WHAT IS EXPECTED:
Each entry below is to be printed verbatim.

##### SUPPLIED RECORDS #####

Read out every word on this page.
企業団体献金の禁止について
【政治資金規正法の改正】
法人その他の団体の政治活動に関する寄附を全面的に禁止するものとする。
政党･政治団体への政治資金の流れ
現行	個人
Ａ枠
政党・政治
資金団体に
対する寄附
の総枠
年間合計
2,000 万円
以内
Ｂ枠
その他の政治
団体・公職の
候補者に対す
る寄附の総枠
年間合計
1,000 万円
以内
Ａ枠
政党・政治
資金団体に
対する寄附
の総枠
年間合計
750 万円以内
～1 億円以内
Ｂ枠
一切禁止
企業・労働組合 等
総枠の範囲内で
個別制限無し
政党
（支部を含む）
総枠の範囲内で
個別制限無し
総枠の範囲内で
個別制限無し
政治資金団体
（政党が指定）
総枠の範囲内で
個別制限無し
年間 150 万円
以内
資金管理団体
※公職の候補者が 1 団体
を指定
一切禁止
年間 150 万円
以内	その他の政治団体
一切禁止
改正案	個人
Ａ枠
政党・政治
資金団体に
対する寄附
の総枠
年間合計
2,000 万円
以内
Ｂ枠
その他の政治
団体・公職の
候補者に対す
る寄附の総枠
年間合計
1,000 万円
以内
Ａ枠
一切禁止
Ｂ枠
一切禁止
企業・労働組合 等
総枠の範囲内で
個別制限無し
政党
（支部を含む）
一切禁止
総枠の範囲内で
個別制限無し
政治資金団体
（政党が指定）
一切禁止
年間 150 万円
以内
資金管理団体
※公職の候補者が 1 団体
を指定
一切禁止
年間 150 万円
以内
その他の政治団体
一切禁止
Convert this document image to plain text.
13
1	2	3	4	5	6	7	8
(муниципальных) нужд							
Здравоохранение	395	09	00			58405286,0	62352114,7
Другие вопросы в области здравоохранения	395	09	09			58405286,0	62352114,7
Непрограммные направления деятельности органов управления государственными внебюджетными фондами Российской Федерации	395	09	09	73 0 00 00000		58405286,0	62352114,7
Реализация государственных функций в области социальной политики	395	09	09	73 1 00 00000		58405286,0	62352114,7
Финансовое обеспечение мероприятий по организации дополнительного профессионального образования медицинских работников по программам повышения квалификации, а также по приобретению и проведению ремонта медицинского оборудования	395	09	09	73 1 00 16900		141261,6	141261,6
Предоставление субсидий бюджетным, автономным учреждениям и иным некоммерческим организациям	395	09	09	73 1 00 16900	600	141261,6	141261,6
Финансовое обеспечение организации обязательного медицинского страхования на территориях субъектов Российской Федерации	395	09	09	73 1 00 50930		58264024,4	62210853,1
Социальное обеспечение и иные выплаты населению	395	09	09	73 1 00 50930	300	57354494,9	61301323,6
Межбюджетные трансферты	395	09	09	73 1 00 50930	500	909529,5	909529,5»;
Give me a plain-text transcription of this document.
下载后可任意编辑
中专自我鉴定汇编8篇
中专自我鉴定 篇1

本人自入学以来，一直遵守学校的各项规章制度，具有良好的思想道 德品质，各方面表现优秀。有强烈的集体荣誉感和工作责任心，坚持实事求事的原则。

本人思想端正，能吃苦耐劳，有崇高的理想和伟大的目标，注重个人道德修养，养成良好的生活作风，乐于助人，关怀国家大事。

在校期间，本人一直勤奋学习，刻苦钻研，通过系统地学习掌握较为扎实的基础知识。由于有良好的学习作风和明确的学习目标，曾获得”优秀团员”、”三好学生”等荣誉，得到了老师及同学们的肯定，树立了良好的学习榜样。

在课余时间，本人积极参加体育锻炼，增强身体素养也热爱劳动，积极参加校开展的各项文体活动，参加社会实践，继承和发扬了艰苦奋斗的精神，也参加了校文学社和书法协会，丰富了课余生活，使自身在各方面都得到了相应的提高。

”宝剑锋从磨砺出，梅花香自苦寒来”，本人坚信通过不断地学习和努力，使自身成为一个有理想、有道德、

#####

SOLUTION FOR THIS PROBLEM:
Read out every word on this page.
企業団体献金の禁止について
【政治資金規正法の改正】
法人その他の団体の政治活動に関する寄附を全面的に禁止するものとする。
政党･政治団体への政治資金の流れ
現行	個人
Ａ枠
政党・政治
資金団体に
対する寄附
の総枠
年間合計
2,000 万円
以内
Ｂ枠
その他の政治
団体・公職の
候補者に対す
る寄附の総枠
年間合計
1,000 万円
以内
Ａ枠
政党・政治
資金団体に
対する寄附
の総枠
年間合計
750 万円以内
～1 億円以内
Ｂ枠
一切禁止
企業・労働組合 等
総枠の範囲内で
個別制限無し
政党
（支部を含む）
総枠の範囲内で
個別制限無し
総枠の範囲内で
個別制限無し
政治資金団体
（政党が指定）
総枠の範囲内で
個別制限無し
年間 150 万円
以内
資金管理団体
※公職の候補者が 1 団体
を指定
一切禁止
年間 150 万円
以内	その他の政治団体
一切禁止
改正案	個人
Ａ枠
政党・政治
資金団体に
対する寄附
の総枠
年間合計
2,000 万円
以内
Ｂ枠
その他の政治
団体・公職の
候補者に対す
る寄附の総枠
年間合計
1,000 万円
以内
Ａ枠
一切禁止
Ｂ枠
一切禁止
企業・労働組合 等
総枠の範囲内で
個別制限無し
政党
（支部を含む）
一切禁止
総枠の範囲内で
個別制限無し
政治資金団体
（政党が指定）
一切禁止
年間 150 万円
以内
資金管理団体
※公職の候補者が 1 団体
を指定
一切禁止
年間 150 万円
以内
その他の政治団体
一切禁止
Convert this document image to plain text.
13
1	2	3	4	5	6	7	8
(муниципальных) нужд							
Здравоохранение	395	09	00			58405286,0	62352114,7
Другие вопросы в области здравоохранения	395	09	09			58405286,0	62352114,7
Непрограммные направления деятельности органов управления государственными внебюджетными фондами Российской Федерации	395	09	09	73 0 00 00000		58405286,0	62352114,7
Реализация государственных функций в области социальной политики	395	09	09	73 1 00 00000		58405286,0	62352114,7
Финансовое обеспечение мероприятий по организации дополнительного профессионального образования медицинских работников по программам повышения квалификации, а также по приобретению и проведению ремонта медицинского оборудования	395	09	09	73 1 00 16900		141261,6	141261,6
Предоставление субсидий бюджетным, автономным учреждениям и иным некоммерческим организациям	395	09	09	73 1 00 16900	600	141261,6	141261,6
Финансовое обеспечение организации обязательного медицинского страхования на территориях субъектов Российской Федерации	395	09	09	73 1 00 50930		58264024,4	62210853,1
Социальное обеспечение и иные выплаты населению	395	09	09	73 1 00 50930	300	57354494,9	61301323,6
Межбюджетные трансферты	395	09	09	73 1 00 50930	500	909529,5	909529,5»;
Give me a plain-text transcription of this document.
下载后可任意编辑
中专自我鉴定汇编8篇
中专自我鉴定 篇1

本人自入学以来，一直遵守学校的各项规章制度，具有良好的思想道 德品质，各方面表现优秀。有强烈的集体荣誉感和工作责任心，坚持实事求事的原则。

本人思想端正，能吃苦耐劳，有崇高的理想和伟大的目标，注重个人道德修养，养成良好的生活作风，乐于助人，关怀国家大事。

在校期间，本人一直勤奋学习，刻苦钻研，通过系统地学习掌握较为扎实的基础知识。由于有良好的学习作风和明确的学习目标，曾获得”优秀团员”、”三好学生”等荣誉，得到了老师及同学们的肯定，树立了良好的学习榜样。

在课余时间，本人积极参加体育锻炼，增强身体素养也热爱劳动，积极参加校开展的各项文体活动，参加社会实践，继承和发扬了艰苦奋斗的精神，也参加了校文学社和书法协会，丰富了课余生活，使自身在各方面都得到了相应的提高。

”宝剑锋从磨砺出，梅花香自苦寒来”，本人坚信通过不断地学习和努力，使自身成为一个有理想、有道德、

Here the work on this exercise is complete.